## Written exercise
Extract the data exactly, missing nothing.

########################################

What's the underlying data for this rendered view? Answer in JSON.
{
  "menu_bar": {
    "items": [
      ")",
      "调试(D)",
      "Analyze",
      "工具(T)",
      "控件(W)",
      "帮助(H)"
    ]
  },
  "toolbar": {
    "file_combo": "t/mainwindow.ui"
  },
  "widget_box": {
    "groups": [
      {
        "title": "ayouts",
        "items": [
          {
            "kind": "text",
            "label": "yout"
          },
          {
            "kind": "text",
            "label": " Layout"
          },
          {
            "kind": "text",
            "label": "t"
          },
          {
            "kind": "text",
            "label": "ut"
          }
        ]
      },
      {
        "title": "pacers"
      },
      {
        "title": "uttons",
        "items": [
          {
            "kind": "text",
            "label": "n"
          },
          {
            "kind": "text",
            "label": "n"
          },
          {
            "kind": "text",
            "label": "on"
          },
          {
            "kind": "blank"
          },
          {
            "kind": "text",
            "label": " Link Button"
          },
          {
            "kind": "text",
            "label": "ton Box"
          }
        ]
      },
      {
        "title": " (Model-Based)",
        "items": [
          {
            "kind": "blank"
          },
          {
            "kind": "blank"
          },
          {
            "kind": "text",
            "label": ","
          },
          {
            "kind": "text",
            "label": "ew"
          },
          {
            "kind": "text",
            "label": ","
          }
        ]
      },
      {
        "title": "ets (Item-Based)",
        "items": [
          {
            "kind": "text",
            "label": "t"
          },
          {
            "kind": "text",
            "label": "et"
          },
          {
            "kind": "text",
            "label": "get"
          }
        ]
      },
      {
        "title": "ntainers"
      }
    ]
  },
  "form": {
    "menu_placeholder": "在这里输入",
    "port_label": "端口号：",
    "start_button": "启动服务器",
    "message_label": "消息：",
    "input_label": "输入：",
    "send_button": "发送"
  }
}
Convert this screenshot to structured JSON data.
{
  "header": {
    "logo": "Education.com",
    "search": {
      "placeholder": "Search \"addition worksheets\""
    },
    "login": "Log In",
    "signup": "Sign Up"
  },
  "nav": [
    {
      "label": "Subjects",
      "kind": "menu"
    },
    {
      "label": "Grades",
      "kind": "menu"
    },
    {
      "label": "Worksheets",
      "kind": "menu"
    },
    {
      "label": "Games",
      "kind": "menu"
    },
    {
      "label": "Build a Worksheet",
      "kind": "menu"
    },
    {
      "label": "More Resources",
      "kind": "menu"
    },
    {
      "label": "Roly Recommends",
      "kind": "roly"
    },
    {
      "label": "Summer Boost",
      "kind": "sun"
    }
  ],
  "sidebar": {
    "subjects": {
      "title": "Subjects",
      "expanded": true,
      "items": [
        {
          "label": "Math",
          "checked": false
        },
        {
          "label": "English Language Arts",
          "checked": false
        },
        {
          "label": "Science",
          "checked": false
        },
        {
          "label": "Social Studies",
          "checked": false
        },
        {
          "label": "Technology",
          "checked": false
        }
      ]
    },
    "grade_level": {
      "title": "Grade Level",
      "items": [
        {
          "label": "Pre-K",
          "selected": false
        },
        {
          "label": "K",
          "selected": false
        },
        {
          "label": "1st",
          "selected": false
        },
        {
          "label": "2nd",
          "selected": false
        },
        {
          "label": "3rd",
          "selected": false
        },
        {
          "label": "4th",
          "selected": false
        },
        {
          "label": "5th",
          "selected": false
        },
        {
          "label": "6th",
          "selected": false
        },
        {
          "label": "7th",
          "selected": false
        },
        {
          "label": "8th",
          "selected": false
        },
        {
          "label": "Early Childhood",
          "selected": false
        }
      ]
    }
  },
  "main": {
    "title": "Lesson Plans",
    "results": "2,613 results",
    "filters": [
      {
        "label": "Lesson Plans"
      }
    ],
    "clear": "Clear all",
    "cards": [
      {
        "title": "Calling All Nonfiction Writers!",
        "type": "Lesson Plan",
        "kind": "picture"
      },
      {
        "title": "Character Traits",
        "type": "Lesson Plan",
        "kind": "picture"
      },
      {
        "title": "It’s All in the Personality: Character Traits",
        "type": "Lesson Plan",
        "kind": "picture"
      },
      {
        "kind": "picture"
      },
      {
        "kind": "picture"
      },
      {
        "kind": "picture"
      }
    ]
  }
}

########################################

## Full solution
What's the underlying data for this rendered view? Answer in JSON.
{
  "menu_bar": {
    "items": [
      ")",
      "调试(D)",
      "Analyze",
      "工具(T)",
      "控件(W)",
      "帮助(H)"
    ]
  },
  "toolbar": {
    "file_combo": "t/mainwindow.ui"
  },
  "widget_box": {
    "groups": [
      {
        "title": "ayouts",
        "items": [
          {
            "kind": "text",
            "label": "yout"
          },
          {
            "kind": "text",
            "label": " Layout"
          },
          {
            "kind": "text",
            "label": "t"
          },
          {
            "kind": "text",
            "label": "ut"
          }
        ]
      },
      {
        "title": "pacers"
      },
      {
        "title": "uttons",
        "items": [
          {
            "kind": "text",
            "label": "n"
          },
          {
            "kind": "text",
            "label": "n"
          },
          {
            "kind": "text",
            "label": "on"
          },
          {
            "kind": "blank"
          },
          {
            "kind": "text",
            "label": " Link Button"
          },
          {
            "kind": "text",
            "label": "ton Box"
          }
        ]
      },
      {
        "title": " (Model-Based)",
        "items": [
          {
            "kind": "blank"
          },
          {
            "kind": "blank"
          },
          {
            "kind": "text",
            "label": ","
          },
          {
            "kind": "text",
            "label": "ew"
          },
          {
            "kind": "text",
            "label": ","
          }
        ]
      },
      {
        "title": "ets (Item-Based)",
        "items": [
          {
            "kind": "text",
            "label": "t"
          },
          {
            "kind": "text",
            "label": "et"
          },
          {
            "kind": "text",
            "label": "get"
          }
        ]
      },
      {
        "title": "ntainers"
      }
    ]
  },
  "form": {
    "menu_placeholder": "在这里输入",
    "port_label": "端口号：",
    "start_button": "启动服务器",
    "message_label": "消息：",
    "input_label": "输入：",
    "send_button": "发送"
  }
}
Convert this screenshot to structured JSON data.
{
  "header": {
    "logo": "Education.com",
    "search": {
      "placeholder": "Search \"addition worksheets\""
    },
    "login": "Log In",
    "signup": "Sign Up"
  },
  "nav": [
    {
      "label": "Subjects",
      "kind": "menu"
    },
    {
      "label": "Grades",
      "kind": "menu"
    },
    {
      "label": "Worksheets",
      "kind": "menu"
    },
    {
      "label": "Games",
      "kind": "menu"
    },
    {
      "label": "Build a Worksheet",
      "kind": "menu"
    },
    {
      "label": "More Resources",
      "kind": "menu"
    },
    {
      "label": "Roly Recommends",
      "kind": "roly"
    },
    {
      "label": "Summer Boost",
      "kind": "sun"
    }
  ],
  "sidebar": {
    "subjects": {
      "title": "Subjects",
      "expanded": true,
      "items": [
        {
          "label": "Math",
          "checked": false
        },
        {
          "label": "English Language Arts",
          "checked": false
        },
        {
          "label": "Science",
          "checked": false
        },
        {
          "label": "Social Studies",
          "checked": false
        },
        {
          "label": "Technology",
          "checked": false
        }
      ]
    },
    "grade_level": {
      "title": "Grade Level",
      "items": [
        {
          "label": "Pre-K",
          "selected": false
        },
        {
          "label": "K",
          "selected": false
        },
        {
          "label": "1st",
          "selected": false
        },
        {
          "label": "2nd",
          "selected": false
        },
        {
          "label": "3rd",
          "selected": false
        },
        {
          "label": "4th",
          "selected": false
        },
        {
          "label": "5th",
          "selected": false
        },
        {
          "label": "6th",
          "selected": false
        },
        {
          "label": "7th",
          "selected": false
        },
        {
          "label": "8th",
          "selected": false
        },
        {
          "label": "Early Childhood",
          "selected": false
        }
      ]
    }
  },
  "main": {
    "title": "Lesson Plans",
    "results": "2,613 results",
    "filters": [
      {
        "label": "Lesson Plans"
      }
    ],
    "clear": "Clear all",
    "cards": [
      {
        "title": "Calling All Nonfiction Writers!",
        "type": "Lesson Plan",
        "kind": "picture"
      },
      {
        "title": "Character Traits",
        "type": "Lesson Plan",
        "kind": "picture"
      },
      {
        "title": "It’s All in the Personality: Character Traits",
        "type": "Lesson Plan",
        "kind": "picture"
      },
      {
        "kind": "picture"
      },
      {
        "kind": "picture"
      },
      {
        "kind": "picture"
      }
    ]
  }
}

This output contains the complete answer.